### Selected excerpt

If you’ve ever found yourself doing Linux network or kernel work, running a container image for experimentation just isn’t good enough. The answer is usually to make a VM. In the past, setting up a new VM with something like VirtualBox or VMware Workstation could take several minutes of waiting and manual steps, making it hard to repeatedly start from an absolutely blank slate.

However, there is a solution for near-instant creation of VMs. QEMU lets you create VMs quickly and with very little overhead, and it is very automatable and command-line friendly. You can create disposable VMs with QEMU by using cloud images, which are designed to be run without any OS installation required.

The overarching steps roughly involve:

  • Download a cloud image
  • Create some files, like SSH key, cloud-init config, and disk image
  • Start the VM

This is an intricate process to do manually, but thankfully it can be completely automated. With a scripted setup, a full VM can be up, running, and ready to receive SSH connections in just a few seconds on modern hardware (plus the image download time, which is only needed once). In more advanced setups, you can start many VMs at once, each of which only takes a few seconds to start.

######
### Entries provided

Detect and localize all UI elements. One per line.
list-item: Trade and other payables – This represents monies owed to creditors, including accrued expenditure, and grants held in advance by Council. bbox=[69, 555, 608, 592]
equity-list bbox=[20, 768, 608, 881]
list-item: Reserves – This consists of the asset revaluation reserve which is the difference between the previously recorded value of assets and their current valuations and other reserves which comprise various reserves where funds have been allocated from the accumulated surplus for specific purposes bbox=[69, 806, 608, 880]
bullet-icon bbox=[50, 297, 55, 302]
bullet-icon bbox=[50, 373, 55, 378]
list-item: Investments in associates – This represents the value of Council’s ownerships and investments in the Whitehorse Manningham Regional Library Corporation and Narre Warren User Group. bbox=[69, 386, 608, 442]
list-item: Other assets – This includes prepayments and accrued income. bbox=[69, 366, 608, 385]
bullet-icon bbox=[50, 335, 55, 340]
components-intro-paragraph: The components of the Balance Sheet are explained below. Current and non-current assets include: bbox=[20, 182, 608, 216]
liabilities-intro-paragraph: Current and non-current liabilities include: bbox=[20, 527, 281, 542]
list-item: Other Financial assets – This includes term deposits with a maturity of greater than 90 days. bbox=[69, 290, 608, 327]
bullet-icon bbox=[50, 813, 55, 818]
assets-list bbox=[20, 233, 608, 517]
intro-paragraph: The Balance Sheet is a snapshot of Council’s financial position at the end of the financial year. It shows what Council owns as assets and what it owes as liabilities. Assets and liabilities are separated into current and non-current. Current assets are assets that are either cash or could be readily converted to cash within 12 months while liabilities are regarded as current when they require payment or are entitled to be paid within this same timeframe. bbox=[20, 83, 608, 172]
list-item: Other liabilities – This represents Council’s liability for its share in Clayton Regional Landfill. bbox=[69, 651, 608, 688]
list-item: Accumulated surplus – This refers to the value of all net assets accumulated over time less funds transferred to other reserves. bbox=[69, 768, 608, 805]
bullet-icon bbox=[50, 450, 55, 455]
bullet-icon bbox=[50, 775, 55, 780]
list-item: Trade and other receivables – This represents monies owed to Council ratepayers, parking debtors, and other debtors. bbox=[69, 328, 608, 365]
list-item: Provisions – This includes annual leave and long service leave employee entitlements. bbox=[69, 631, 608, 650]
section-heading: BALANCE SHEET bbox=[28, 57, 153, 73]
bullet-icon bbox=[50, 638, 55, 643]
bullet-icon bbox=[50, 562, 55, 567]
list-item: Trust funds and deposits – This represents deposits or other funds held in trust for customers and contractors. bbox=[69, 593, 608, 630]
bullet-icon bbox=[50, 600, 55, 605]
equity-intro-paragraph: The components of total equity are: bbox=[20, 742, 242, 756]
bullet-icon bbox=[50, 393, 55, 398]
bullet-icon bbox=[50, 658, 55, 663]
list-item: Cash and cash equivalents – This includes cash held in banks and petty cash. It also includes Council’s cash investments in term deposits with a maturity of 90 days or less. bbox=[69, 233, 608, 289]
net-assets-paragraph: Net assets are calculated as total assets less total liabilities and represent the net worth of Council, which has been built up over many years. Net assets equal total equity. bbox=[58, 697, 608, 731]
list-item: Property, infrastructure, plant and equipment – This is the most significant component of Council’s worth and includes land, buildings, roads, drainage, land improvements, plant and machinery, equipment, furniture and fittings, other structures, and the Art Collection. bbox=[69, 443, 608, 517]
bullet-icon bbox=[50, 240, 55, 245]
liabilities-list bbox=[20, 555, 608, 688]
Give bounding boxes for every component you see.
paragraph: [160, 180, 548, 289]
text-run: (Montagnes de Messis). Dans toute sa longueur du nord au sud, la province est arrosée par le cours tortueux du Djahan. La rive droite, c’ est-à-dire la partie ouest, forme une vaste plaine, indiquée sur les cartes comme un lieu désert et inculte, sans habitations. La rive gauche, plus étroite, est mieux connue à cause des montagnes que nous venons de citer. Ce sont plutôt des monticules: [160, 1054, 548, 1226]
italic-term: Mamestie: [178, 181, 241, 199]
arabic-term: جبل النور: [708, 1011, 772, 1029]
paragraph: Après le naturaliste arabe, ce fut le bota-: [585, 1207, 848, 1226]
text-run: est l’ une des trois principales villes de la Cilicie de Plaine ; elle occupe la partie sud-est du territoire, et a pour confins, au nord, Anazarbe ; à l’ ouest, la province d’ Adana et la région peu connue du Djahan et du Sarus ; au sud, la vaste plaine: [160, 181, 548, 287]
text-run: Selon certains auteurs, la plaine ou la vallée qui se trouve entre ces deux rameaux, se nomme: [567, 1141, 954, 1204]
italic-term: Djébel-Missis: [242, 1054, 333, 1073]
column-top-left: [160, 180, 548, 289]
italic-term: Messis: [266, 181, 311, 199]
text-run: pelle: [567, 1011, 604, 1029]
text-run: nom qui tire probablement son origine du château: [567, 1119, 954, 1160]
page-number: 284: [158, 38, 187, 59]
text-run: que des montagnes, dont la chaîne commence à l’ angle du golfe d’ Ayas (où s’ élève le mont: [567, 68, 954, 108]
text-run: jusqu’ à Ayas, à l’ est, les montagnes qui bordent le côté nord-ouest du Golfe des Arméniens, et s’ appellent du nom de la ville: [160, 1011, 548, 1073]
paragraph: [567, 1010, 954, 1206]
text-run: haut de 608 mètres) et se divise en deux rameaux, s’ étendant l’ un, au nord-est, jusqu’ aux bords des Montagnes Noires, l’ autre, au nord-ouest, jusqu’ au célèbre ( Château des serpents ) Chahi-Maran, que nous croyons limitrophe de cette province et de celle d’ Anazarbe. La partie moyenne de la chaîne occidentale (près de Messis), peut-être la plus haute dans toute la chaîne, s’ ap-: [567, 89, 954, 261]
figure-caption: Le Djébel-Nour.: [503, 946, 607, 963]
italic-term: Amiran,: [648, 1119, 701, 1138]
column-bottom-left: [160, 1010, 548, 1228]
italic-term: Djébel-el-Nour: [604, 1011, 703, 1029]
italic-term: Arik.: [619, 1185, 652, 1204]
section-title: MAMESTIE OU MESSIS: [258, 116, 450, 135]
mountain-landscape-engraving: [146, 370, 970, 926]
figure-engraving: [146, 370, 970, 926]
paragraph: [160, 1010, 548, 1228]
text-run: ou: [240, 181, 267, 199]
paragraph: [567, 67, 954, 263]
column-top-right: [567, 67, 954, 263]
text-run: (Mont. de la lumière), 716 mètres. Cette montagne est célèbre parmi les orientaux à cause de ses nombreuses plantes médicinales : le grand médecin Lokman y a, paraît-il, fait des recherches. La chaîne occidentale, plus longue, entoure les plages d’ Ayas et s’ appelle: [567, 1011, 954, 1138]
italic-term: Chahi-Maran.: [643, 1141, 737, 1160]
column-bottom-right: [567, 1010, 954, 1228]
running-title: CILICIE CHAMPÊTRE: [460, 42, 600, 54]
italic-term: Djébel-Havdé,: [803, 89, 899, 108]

######

Continue the piece on disposable QEMU virtual machines, picking up after its final sentence.

This article describes the manual steps required to use a cloud image with QEMU. I will cover scripting this process in a future article.

How to Do It

I assume you’re on a Linux machine, and in particular a Debian/Ubuntu/Mint distribution. QEMU can run on Windows and MacOS, but I haven’t used it on either one and can’t say how well it works on those. You can install it from Apt:

sudo apt install qemu-system

This will also install a utility called kvm-ok that will tell you whether you can use hardware acceleration in QEMU with the KVM kernel module:

kvm-ok # "KVM acceleration can be used"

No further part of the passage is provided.